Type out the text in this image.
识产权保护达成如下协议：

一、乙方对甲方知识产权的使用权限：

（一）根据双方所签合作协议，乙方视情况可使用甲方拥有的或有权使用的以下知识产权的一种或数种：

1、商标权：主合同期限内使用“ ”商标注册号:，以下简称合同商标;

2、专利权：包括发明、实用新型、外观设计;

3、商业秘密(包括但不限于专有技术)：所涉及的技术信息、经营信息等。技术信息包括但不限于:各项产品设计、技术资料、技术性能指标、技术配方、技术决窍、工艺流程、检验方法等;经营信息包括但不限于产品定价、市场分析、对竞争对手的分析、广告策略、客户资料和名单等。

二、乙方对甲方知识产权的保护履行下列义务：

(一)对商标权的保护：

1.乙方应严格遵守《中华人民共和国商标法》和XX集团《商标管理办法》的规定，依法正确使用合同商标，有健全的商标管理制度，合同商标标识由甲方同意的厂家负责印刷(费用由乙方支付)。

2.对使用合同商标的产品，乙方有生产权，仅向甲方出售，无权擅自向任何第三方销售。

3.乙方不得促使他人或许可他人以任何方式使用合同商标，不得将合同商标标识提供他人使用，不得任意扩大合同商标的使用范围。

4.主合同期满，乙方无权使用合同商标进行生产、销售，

########################################

— Given task —
Retype the whole listing, matching it exactly.

— Task response —
Type out the text in this image.
识产权保护达成如下协议：

一、乙方对甲方知识产权的使用权限：

（一）根据双方所签合作协议，乙方视情况可使用甲方拥有的或有权使用的以下知识产权的一种或数种：

1、商标权：主合同期限内使用“ ”商标注册号:，以下简称合同商标;

2、专利权：包括发明、实用新型、外观设计;

3、商业秘密(包括但不限于专有技术)：所涉及的技术信息、经营信息等。技术信息包括但不限于:各项产品设计、技术资料、技术性能指标、技术配方、技术决窍、工艺流程、检验方法等;经营信息包括但不限于产品定价、市场分析、对竞争对手的分析、广告策略、客户资料和名单等。

二、乙方对甲方知识产权的保护履行下列义务：

(一)对商标权的保护：

1.乙方应严格遵守《中华人民共和国商标法》和XX集团《商标管理办法》的规定，依法正确使用合同商标，有健全的商标管理制度，合同商标标识由甲方同意的厂家负责印刷(费用由乙方支付)。

2.对使用合同商标的产品，乙方有生产权，仅向甲方出售，无权擅自向任何第三方销售。

3.乙方不得促使他人或许可他人以任何方式使用合同商标，不得将合同商标标识提供他人使用，不得任意扩大合同商标的使用范围。

4.主合同期满，乙方无权使用合同商标进行生产、销售，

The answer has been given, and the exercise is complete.